[Dataset items]
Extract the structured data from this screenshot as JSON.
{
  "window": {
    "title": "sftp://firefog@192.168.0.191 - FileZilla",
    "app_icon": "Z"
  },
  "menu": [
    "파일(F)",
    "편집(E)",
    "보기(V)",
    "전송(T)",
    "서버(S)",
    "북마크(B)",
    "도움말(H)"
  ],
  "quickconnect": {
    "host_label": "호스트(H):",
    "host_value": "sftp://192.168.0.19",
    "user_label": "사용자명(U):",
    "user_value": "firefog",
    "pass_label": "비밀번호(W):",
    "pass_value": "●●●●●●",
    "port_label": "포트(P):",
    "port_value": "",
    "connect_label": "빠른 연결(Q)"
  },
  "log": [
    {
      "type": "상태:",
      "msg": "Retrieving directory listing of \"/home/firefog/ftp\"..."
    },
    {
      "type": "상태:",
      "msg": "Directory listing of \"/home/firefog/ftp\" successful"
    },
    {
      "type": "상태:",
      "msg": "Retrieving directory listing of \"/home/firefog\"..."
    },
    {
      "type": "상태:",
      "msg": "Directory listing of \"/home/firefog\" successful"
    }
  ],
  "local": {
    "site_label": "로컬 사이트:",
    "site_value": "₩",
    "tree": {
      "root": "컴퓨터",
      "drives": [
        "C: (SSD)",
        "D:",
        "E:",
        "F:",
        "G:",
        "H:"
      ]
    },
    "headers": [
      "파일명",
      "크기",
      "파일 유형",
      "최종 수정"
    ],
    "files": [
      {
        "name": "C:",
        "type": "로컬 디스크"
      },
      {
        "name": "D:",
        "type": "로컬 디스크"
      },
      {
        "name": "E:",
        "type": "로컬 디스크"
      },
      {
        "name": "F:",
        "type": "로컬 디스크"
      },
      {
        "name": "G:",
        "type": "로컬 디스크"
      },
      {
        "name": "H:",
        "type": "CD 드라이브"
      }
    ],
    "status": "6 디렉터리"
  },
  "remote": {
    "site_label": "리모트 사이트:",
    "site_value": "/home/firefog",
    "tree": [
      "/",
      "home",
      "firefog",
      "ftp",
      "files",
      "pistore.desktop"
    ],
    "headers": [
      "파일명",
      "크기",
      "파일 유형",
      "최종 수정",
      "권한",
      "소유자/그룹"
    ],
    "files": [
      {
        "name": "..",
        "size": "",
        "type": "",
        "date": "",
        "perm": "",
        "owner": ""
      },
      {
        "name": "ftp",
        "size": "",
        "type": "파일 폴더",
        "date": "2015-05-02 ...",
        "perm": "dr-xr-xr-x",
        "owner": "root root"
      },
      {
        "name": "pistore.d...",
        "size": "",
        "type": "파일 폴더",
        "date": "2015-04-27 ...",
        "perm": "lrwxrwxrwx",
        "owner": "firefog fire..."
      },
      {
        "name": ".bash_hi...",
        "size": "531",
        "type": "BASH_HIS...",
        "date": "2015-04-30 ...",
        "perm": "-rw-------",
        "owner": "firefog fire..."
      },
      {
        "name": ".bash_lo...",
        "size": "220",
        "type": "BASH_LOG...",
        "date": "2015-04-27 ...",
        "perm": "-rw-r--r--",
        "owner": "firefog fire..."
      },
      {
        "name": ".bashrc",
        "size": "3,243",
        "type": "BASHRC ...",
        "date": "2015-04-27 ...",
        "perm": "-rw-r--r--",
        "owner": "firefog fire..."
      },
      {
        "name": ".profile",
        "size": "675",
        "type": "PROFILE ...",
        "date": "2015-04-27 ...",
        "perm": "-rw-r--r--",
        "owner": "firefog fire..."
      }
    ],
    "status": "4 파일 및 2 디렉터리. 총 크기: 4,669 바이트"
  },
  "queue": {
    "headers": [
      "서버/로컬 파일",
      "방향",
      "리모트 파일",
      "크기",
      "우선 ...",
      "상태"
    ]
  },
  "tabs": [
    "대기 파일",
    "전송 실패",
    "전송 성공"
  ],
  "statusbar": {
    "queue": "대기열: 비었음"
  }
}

**Exercise:** Return each line of the data exactly as written above.

**Correct result:**
Extract the structured data from this screenshot as JSON.
{
  "window": {
    "title": "sftp://firefog@192.168.0.191 - FileZilla",
    "app_icon": "Z"
  },
  "menu": [
    "파일(F)",
    "편집(E)",
    "보기(V)",
    "전송(T)",
    "서버(S)",
    "북마크(B)",
    "도움말(H)"
  ],
  "quickconnect": {
    "host_label": "호스트(H):",
    "host_value": "sftp://192.168.0.19",
    "user_label": "사용자명(U):",
    "user_value": "firefog",
    "pass_label": "비밀번호(W):",
    "pass_value": "●●●●●●",
    "port_label": "포트(P):",
    "port_value": "",
    "connect_label": "빠른 연결(Q)"
  },
  "log": [
    {
      "type": "상태:",
      "msg": "Retrieving directory listing of \"/home/firefog/ftp\"..."
    },
    {
      "type": "상태:",
      "msg": "Directory listing of \"/home/firefog/ftp\" successful"
    },
    {
      "type": "상태:",
      "msg": "Retrieving directory listing of \"/home/firefog\"..."
    },
    {
      "type": "상태:",
      "msg": "Directory listing of \"/home/firefog\" successful"
    }
  ],
  "local": {
    "site_label": "로컬 사이트:",
    "site_value": "₩",
    "tree": {
      "root": "컴퓨터",
      "drives": [
        "C: (SSD)",
        "D:",
        "E:",
        "F:",
        "G:",
        "H:"
      ]
    },
    "headers": [
      "파일명",
      "크기",
      "파일 유형",
      "최종 수정"
    ],
    "files": [
      {
        "name": "C:",
        "type": "로컬 디스크"
      },
      {
        "name": "D:",
        "type": "로컬 디스크"
      },
      {
        "name": "E:",
        "type": "로컬 디스크"
      },
      {
        "name": "F:",
        "type": "로컬 디스크"
      },
      {
        "name": "G:",
        "type": "로컬 디스크"
      },
      {
        "name": "H:",
        "type": "CD 드라이브"
      }
    ],
    "status": "6 디렉터리"
  },
  "remote": {
    "site_label": "리모트 사이트:",
    "site_value": "/home/firefog",
    "tree": [
      "/",
      "home",
      "firefog",
      "ftp",
      "files",
      "pistore.desktop"
    ],
    "headers": [
      "파일명",
      "크기",
      "파일 유형",
      "최종 수정",
      "권한",
      "소유자/그룹"
    ],
    "files": [
      {
        "name": "..",
        "size": "",
        "type": "",
        "date": "",
        "perm": "",
        "owner": ""
      },
      {
        "name": "ftp",
        "size": "",
        "type": "파일 폴더",
        "date": "2015-05-02 ...",
        "perm": "dr-xr-xr-x",
        "owner": "root root"
      },
      {
        "name": "pistore.d...",
        "size": "",
        "type": "파일 폴더",
        "date": "2015-04-27 ...",
        "perm": "lrwxrwxrwx",
        "owner": "firefog fire..."
      },
      {
        "name": ".bash_hi...",
        "size": "531",
        "type": "BASH_HIS...",
        "date": "2015-04-30 ...",
        "perm": "-rw-------",
        "owner": "firefog fire..."
      },
      {
        "name": ".bash_lo...",
        "size": "220",
        "type": "BASH_LOG...",
        "date": "2015-04-27 ...",
        "perm": "-rw-r--r--",
        "owner": "firefog fire..."
      },
      {
        "name": ".bashrc",
        "size": "3,243",
        "type": "BASHRC ...",
        "date": "2015-04-27 ...",
        "perm": "-rw-r--r--",
        "owner": "firefog fire..."
      },
      {
        "name": ".profile",
        "size": "675",
        "type": "PROFILE ...",
        "date": "2015-04-27 ...",
        "perm": "-rw-r--r--",
        "owner": "firefog fire..."
      }
    ],
    "status": "4 파일 및 2 디렉터리. 총 크기: 4,669 바이트"
  },
  "queue": {
    "headers": [
      "서버/로컬 파일",
      "방향",
      "리모트 파일",
      "크기",
      "우선 ...",
      "상태"
    ]
  },
  "tabs": [
    "대기 파일",
    "전송 실패",
    "전송 성공"
  ],
  "statusbar": {
    "queue": "대기열: 비었음"
  }
}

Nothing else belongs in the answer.